[Start GIVEN RECORDS]

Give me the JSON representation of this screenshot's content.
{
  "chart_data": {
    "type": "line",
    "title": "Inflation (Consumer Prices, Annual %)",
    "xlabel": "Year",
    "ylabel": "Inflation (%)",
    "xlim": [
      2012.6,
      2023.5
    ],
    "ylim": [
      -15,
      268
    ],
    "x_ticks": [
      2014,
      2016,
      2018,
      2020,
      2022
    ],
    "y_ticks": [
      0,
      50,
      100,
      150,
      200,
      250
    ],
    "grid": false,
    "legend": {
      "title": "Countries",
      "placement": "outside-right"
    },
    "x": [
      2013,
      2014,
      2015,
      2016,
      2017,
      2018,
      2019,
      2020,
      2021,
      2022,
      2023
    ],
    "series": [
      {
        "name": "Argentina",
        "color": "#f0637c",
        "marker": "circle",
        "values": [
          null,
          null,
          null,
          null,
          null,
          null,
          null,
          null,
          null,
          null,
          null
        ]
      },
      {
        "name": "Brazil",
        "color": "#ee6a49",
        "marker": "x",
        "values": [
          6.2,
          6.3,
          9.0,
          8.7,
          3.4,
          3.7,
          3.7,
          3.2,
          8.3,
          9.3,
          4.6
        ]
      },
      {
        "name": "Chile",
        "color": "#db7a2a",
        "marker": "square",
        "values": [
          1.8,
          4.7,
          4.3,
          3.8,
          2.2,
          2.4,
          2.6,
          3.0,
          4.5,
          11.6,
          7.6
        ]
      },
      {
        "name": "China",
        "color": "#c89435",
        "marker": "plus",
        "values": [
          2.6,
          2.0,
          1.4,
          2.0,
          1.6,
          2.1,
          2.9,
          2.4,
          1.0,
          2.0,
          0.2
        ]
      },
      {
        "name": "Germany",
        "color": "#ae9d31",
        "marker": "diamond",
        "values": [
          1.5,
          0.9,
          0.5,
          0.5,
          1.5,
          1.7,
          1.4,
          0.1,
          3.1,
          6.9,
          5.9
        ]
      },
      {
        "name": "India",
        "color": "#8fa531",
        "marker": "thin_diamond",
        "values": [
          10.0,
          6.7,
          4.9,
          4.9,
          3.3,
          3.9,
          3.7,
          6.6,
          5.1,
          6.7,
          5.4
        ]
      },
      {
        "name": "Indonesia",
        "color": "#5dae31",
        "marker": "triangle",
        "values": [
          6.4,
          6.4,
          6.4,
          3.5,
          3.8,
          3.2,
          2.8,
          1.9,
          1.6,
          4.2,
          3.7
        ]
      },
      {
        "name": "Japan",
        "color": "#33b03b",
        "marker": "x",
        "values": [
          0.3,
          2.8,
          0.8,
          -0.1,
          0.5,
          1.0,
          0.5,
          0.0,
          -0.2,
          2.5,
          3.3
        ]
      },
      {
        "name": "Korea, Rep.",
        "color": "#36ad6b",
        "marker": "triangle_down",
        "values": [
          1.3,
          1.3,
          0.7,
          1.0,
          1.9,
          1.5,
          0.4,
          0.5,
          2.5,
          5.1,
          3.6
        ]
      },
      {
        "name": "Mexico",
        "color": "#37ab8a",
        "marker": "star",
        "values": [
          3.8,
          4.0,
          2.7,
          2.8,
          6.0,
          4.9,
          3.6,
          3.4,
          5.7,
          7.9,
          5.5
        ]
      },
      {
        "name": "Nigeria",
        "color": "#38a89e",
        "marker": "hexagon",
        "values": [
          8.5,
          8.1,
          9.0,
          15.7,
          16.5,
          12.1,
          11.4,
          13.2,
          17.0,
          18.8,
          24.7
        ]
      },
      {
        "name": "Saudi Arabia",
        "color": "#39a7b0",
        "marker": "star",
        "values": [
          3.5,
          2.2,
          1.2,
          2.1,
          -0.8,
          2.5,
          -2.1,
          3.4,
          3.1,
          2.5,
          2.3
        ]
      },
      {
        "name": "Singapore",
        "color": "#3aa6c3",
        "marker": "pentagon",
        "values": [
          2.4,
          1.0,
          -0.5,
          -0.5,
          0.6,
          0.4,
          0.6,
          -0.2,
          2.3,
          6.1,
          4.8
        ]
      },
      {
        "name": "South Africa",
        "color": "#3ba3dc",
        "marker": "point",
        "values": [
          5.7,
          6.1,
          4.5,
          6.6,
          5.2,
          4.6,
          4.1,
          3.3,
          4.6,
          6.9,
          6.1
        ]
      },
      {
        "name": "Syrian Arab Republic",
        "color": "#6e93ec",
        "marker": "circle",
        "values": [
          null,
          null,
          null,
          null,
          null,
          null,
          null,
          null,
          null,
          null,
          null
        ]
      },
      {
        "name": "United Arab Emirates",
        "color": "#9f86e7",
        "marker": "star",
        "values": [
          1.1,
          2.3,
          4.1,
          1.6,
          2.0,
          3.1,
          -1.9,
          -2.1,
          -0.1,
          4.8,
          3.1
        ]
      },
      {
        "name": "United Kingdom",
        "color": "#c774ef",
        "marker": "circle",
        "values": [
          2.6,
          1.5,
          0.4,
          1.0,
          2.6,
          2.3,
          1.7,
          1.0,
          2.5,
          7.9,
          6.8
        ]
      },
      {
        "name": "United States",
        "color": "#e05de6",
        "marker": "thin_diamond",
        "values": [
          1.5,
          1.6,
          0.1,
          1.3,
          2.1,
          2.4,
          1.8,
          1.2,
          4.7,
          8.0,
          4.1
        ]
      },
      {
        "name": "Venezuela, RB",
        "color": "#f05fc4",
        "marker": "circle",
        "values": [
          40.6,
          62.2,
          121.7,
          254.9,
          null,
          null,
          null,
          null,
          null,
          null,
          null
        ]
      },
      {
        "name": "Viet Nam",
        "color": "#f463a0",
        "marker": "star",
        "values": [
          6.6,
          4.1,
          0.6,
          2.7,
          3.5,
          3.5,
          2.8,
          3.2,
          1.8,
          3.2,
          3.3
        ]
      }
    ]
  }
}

[End GIVEN RECORDS]

EXERCISE DESCRIPTION:
Output every record above exactly as it appears.

WORKED ANSWER:
Give me the JSON representation of this screenshot's content.
{
  "chart_data": {
    "type": "line",
    "title": "Inflation (Consumer Prices, Annual %)",
    "xlabel": "Year",
    "ylabel": "Inflation (%)",
    "xlim": [
      2012.6,
      2023.5
    ],
    "ylim": [
      -15,
      268
    ],
    "x_ticks": [
      2014,
      2016,
      2018,
      2020,
      2022
    ],
    "y_ticks": [
      0,
      50,
      100,
      150,
      200,
      250
    ],
    "grid": false,
    "legend": {
      "title": "Countries",
      "placement": "outside-right"
    },
    "x": [
      2013,
      2014,
      2015,
      2016,
      2017,
      2018,
      2019,
      2020,
      2021,
      2022,
      2023
    ],
    "series": [
      {
        "name": "Argentina",
        "color": "#f0637c",
        "marker": "circle",
        "values": [
          null,
          null,
          null,
          null,
          null,
          null,
          null,
          null,
          null,
          null,
          null
        ]
      },
      {
        "name": "Brazil",
        "color": "#ee6a49",
        "marker": "x",
        "values": [
          6.2,
          6.3,
          9.0,
          8.7,
          3.4,
          3.7,
          3.7,
          3.2,
          8.3,
          9.3,
          4.6
        ]
      },
      {
        "name": "Chile",
        "color": "#db7a2a",
        "marker": "square",
        "values": [
          1.8,
          4.7,
          4.3,
          3.8,
          2.2,
          2.4,
          2.6,
          3.0,
          4.5,
          11.6,
          7.6
        ]
      },
      {
        "name": "China",
        "color": "#c89435",
        "marker": "plus",
        "values": [
          2.6,
          2.0,
          1.4,
          2.0,
          1.6,
          2.1,
          2.9,
          2.4,
          1.0,
          2.0,
          0.2
        ]
      },
      {
        "name": "Germany",
        "color": "#ae9d31",
        "marker": "diamond",
        "values": [
          1.5,
          0.9,
          0.5,
          0.5,
          1.5,
          1.7,
          1.4,
          0.1,
          3.1,
          6.9,
          5.9
        ]
      },
      {
        "name": "India",
        "color": "#8fa531",
        "marker": "thin_diamond",
        "values": [
          10.0,
          6.7,
          4.9,
          4.9,
          3.3,
          3.9,
          3.7,
          6.6,
          5.1,
          6.7,
          5.4
        ]
      },
      {
        "name": "Indonesia",
        "color": "#5dae31",
        "marker": "triangle",
        "values": [
          6.4,
          6.4,
          6.4,
          3.5,
          3.8,
          3.2,
          2.8,
          1.9,
          1.6,
          4.2,
          3.7
        ]
      },
      {
        "name": "Japan",
        "color": "#33b03b",
        "marker": "x",
        "values": [
          0.3,
          2.8,
          0.8,
          -0.1,
          0.5,
          1.0,
          0.5,
          0.0,
          -0.2,
          2.5,
          3.3
        ]
      },
      {
        "name": "Korea, Rep.",
        "color": "#36ad6b",
        "marker": "triangle_down",
        "values": [
          1.3,
          1.3,
          0.7,
          1.0,
          1.9,
          1.5,
          0.4,
          0.5,
          2.5,
          5.1,
          3.6
        ]
      },
      {
        "name": "Mexico",
        "color": "#37ab8a",
        "marker": "star",
        "values": [
          3.8,
          4.0,
          2.7,
          2.8,
          6.0,
          4.9,
          3.6,
          3.4,
          5.7,
          7.9,
          5.5
        ]
      },
      {
        "name": "Nigeria",
        "color": "#38a89e",
        "marker": "hexagon",
        "values": [
          8.5,
          8.1,
          9.0,
          15.7,
          16.5,
          12.1,
          11.4,
          13.2,
          17.0,
          18.8,
          24.7
        ]
      },
      {
        "name": "Saudi Arabia",
        "color": "#39a7b0",
        "marker": "star",
        "values": [
          3.5,
          2.2,
          1.2,
          2.1,
          -0.8,
          2.5,
          -2.1,
          3.4,
          3.1,
          2.5,
          2.3
        ]
      },
      {
        "name": "Singapore",
        "color": "#3aa6c3",
        "marker": "pentagon",
        "values": [
          2.4,
          1.0,
          -0.5,
          -0.5,
          0.6,
          0.4,
          0.6,
          -0.2,
          2.3,
          6.1,
          4.8
        ]
      },
      {
        "name": "South Africa",
        "color": "#3ba3dc",
        "marker": "point",
        "values": [
          5.7,
          6.1,
          4.5,
          6.6,
          5.2,
          4.6,
          4.1,
          3.3,
          4.6,
          6.9,
          6.1
        ]
      },
      {
        "name": "Syrian Arab Republic",
        "color": "#6e93ec",
        "marker": "circle",
        "values": [
          null,
          null,
          null,
          null,
          null,
          null,
          null,
          null,
          null,
          null,
          null
        ]
      },
      {
        "name": "United Arab Emirates",
        "color": "#9f86e7",
        "marker": "star",
        "values": [
          1.1,
          2.3,
          4.1,
          1.6,
          2.0,
          3.1,
          -1.9,
          -2.1,
          -0.1,
          4.8,
          3.1
        ]
      },
      {
        "name": "United Kingdom",
        "color": "#c774ef",
        "marker": "circle",
        "values": [
          2.6,
          1.5,
          0.4,
          1.0,
          2.6,
          2.3,
          1.7,
          1.0,
          2.5,
          7.9,
          6.8
        ]
      },
      {
        "name": "United States",
        "color": "#e05de6",
        "marker": "thin_diamond",
        "values": [
          1.5,
          1.6,
          0.1,
          1.3,
          2.1,
          2.4,
          1.8,
          1.2,
          4.7,
          8.0,
          4.1
        ]
      },
      {
        "name": "Venezuela, RB",
        "color": "#f05fc4",
        "marker": "circle",
        "values": [
          40.6,
          62.2,
          121.7,
          254.9,
          null,
          null,
          null,
          null,
          null,
          null,
          null
        ]
      },
      {
        "name": "Viet Nam",
        "color": "#f463a0",
        "marker": "star",
        "values": [
          6.6,
          4.1,
          0.6,
          2.7,
          3.5,
          3.5,
          2.8,
          3.2,
          1.8,
          3.2,
          3.3
        ]
      }
    ]
  }
}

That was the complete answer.